[Given information start]

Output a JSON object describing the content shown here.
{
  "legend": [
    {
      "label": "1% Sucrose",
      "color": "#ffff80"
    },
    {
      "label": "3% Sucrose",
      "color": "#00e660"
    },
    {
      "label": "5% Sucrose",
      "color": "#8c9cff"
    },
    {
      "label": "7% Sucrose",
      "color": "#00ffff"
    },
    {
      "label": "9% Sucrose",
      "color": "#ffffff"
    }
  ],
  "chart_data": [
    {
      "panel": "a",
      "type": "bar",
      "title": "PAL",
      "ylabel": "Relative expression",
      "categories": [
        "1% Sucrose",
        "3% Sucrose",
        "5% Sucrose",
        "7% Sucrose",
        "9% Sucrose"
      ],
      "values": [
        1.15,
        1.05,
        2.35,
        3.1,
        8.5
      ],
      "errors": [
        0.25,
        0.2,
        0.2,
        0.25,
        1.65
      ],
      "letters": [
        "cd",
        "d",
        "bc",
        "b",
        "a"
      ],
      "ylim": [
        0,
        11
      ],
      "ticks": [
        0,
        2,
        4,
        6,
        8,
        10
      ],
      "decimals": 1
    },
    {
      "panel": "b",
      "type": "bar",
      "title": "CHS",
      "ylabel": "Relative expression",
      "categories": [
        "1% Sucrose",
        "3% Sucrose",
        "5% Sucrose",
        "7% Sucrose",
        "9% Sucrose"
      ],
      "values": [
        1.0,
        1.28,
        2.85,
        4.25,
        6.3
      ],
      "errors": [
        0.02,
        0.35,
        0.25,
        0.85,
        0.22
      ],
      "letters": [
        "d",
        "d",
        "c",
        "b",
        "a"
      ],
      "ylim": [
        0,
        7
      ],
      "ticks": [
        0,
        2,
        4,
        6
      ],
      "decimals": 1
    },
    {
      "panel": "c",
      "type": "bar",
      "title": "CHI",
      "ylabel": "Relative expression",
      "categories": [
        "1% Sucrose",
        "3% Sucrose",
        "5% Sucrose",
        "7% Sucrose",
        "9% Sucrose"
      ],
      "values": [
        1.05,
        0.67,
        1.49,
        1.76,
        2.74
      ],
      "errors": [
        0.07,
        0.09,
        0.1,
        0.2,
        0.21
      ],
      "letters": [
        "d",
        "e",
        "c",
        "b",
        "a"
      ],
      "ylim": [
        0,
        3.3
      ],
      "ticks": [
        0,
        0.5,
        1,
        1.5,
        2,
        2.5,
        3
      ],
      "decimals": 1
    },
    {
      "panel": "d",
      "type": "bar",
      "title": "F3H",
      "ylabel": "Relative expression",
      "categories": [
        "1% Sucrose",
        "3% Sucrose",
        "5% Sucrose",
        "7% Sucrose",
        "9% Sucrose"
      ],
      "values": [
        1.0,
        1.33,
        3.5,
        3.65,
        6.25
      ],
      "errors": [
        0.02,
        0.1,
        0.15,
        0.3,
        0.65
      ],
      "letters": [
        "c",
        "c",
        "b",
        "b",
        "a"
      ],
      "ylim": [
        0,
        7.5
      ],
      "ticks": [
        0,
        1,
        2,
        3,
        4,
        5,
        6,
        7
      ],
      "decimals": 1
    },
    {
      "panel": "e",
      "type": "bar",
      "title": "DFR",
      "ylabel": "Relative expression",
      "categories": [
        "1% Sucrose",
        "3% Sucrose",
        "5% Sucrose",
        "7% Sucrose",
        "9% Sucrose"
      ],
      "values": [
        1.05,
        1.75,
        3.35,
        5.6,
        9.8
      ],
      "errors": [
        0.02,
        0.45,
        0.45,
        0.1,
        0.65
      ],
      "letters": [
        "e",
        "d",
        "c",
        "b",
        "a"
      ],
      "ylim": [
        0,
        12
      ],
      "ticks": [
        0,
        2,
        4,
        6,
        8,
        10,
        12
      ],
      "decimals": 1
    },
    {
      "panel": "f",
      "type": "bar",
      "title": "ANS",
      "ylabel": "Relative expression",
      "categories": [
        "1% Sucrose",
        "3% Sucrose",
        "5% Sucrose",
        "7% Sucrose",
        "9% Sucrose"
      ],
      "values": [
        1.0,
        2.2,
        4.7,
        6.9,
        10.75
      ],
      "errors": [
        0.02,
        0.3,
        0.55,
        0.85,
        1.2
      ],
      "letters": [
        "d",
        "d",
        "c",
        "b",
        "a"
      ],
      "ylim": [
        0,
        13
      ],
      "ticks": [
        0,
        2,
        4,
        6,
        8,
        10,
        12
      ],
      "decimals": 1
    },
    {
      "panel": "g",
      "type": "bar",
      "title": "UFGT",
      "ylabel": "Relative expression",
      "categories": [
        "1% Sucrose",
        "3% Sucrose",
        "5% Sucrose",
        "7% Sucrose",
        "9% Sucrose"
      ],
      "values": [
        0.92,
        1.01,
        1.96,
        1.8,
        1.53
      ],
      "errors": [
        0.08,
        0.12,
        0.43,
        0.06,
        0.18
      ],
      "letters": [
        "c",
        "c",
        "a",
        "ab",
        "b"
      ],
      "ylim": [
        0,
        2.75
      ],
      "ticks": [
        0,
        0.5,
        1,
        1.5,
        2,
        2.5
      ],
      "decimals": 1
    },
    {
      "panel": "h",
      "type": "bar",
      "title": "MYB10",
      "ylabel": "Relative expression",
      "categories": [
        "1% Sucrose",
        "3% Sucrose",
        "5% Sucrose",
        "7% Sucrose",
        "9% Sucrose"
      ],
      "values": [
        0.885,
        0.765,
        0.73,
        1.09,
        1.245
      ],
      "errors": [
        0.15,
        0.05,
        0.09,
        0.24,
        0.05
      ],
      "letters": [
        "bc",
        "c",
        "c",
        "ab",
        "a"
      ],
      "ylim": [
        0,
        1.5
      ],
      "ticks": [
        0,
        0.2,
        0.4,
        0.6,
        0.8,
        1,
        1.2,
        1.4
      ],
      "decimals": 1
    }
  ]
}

[Given information end]

▶ _Short task_:
Would you give the material above again, complete and exact?

▶ _Written response_:
Output a JSON object describing the content shown here.
{
  "legend": [
    {
      "label": "1% Sucrose",
      "color": "#ffff80"
    },
    {
      "label": "3% Sucrose",
      "color": "#00e660"
    },
    {
      "label": "5% Sucrose",
      "color": "#8c9cff"
    },
    {
      "label": "7% Sucrose",
      "color": "#00ffff"
    },
    {
      "label": "9% Sucrose",
      "color": "#ffffff"
    }
  ],
  "chart_data": [
    {
      "panel": "a",
      "type": "bar",
      "title": "PAL",
      "ylabel": "Relative expression",
      "categories": [
        "1% Sucrose",
        "3% Sucrose",
        "5% Sucrose",
        "7% Sucrose",
        "9% Sucrose"
      ],
      "values": [
        1.15,
        1.05,
        2.35,
        3.1,
        8.5
      ],
      "errors": [
        0.25,
        0.2,
        0.2,
        0.25,
        1.65
      ],
      "letters": [
        "cd",
        "d",
        "bc",
        "b",
        "a"
      ],
      "ylim": [
        0,
        11
      ],
      "ticks": [
        0,
        2,
        4,
        6,
        8,
        10
      ],
      "decimals": 1
    },
    {
      "panel": "b",
      "type": "bar",
      "title": "CHS",
      "ylabel": "Relative expression",
      "categories": [
        "1% Sucrose",
        "3% Sucrose",
        "5% Sucrose",
        "7% Sucrose",
        "9% Sucrose"
      ],
      "values": [
        1.0,
        1.28,
        2.85,
        4.25,
        6.3
      ],
      "errors": [
        0.02,
        0.35,
        0.25,
        0.85,
        0.22
      ],
      "letters": [
        "d",
        "d",
        "c",
        "b",
        "a"
      ],
      "ylim": [
        0,
        7
      ],
      "ticks": [
        0,
        2,
        4,
        6
      ],
      "decimals": 1
    },
    {
      "panel": "c",
      "type": "bar",
      "title": "CHI",
      "ylabel": "Relative expression",
      "categories": [
        "1% Sucrose",
        "3% Sucrose",
        "5% Sucrose",
        "7% Sucrose",
        "9% Sucrose"
      ],
      "values": [
        1.05,
        0.67,
        1.49,
        1.76,
        2.74
      ],
      "errors": [
        0.07,
        0.09,
        0.1,
        0.2,
        0.21
      ],
      "letters": [
        "d",
        "e",
        "c",
        "b",
        "a"
      ],
      "ylim": [
        0,
        3.3
      ],
      "ticks": [
        0,
        0.5,
        1,
        1.5,
        2,
        2.5,
        3
      ],
      "decimals": 1
    },
    {
      "panel": "d",
      "type": "bar",
      "title": "F3H",
      "ylabel": "Relative expression",
      "categories": [
        "1% Sucrose",
        "3% Sucrose",
        "5% Sucrose",
        "7% Sucrose",
        "9% Sucrose"
      ],
      "values": [
        1.0,
        1.33,
        3.5,
        3.65,
        6.25
      ],
      "errors": [
        0.02,
        0.1,
        0.15,
        0.3,
        0.65
      ],
      "letters": [
        "c",
        "c",
        "b",
        "b",
        "a"
      ],
      "ylim": [
        0,
        7.5
      ],
      "ticks": [
        0,
        1,
        2,
        3,
        4,
        5,
        6,
        7
      ],
      "decimals": 1
    },
    {
      "panel": "e",
      "type": "bar",
      "title": "DFR",
      "ylabel": "Relative expression",
      "categories": [
        "1% Sucrose",
        "3% Sucrose",
        "5% Sucrose",
        "7% Sucrose",
        "9% Sucrose"
      ],
      "values": [
        1.05,
        1.75,
        3.35,
        5.6,
        9.8
      ],
      "errors": [
        0.02,
        0.45,
        0.45,
        0.1,
        0.65
      ],
      "letters": [
        "e",
        "d",
        "c",
        "b",
        "a"
      ],
      "ylim": [
        0,
        12
      ],
      "ticks": [
        0,
        2,
        4,
        6,
        8,
        10,
        12
      ],
      "decimals": 1
    },
    {
      "panel": "f",
      "type": "bar",
      "title": "ANS",
      "ylabel": "Relative expression",
      "categories": [
        "1% Sucrose",
        "3% Sucrose",
        "5% Sucrose",
        "7% Sucrose",
        "9% Sucrose"
      ],
      "values": [
        1.0,
        2.2,
        4.7,
        6.9,
        10.75
      ],
      "errors": [
        0.02,
        0.3,
        0.55,
        0.85,
        1.2
      ],
      "letters": [
        "d",
        "d",
        "c",
        "b",
        "a"
      ],
      "ylim": [
        0,
        13
      ],
      "ticks": [
        0,
        2,
        4,
        6,
        8,
        10,
        12
      ],
      "decimals": 1
    },
    {
      "panel": "g",
      "type": "bar",
      "title": "UFGT",
      "ylabel": "Relative expression",
      "categories": [
        "1% Sucrose",
        "3% Sucrose",
        "5% Sucrose",
        "7% Sucrose",
        "9% Sucrose"
      ],
      "values": [
        0.92,
        1.01,
        1.96,
        1.8,
        1.53
      ],
      "errors": [
        0.08,
        0.12,
        0.43,
        0.06,
        0.18
      ],
      "letters": [
        "c",
        "c",
        "a",
        "ab",
        "b"
      ],
      "ylim": [
        0,
        2.75
      ],
      "ticks": [
        0,
        0.5,
        1,
        1.5,
        2,
        2.5
      ],
      "decimals": 1
    },
    {
      "panel": "h",
      "type": "bar",
      "title": "MYB10",
      "ylabel": "Relative expression",
      "categories": [
        "1% Sucrose",
        "3% Sucrose",
        "5% Sucrose",
        "7% Sucrose",
        "9% Sucrose"
      ],
      "values": [
        0.885,
        0.765,
        0.73,
        1.09,
        1.245
      ],
      "errors": [
        0.15,
        0.05,
        0.09,
        0.24,
        0.05
      ],
      "letters": [
        "bc",
        "c",
        "c",
        "ab",
        "a"
      ],
      "ylim": [
        0,
        1.5
      ],
      "ticks": [
        0,
        0.2,
        0.4,
        0.6,
        0.8,
        1,
        1.2,
        1.4
      ],
      "decimals": 1
    }
  ]
}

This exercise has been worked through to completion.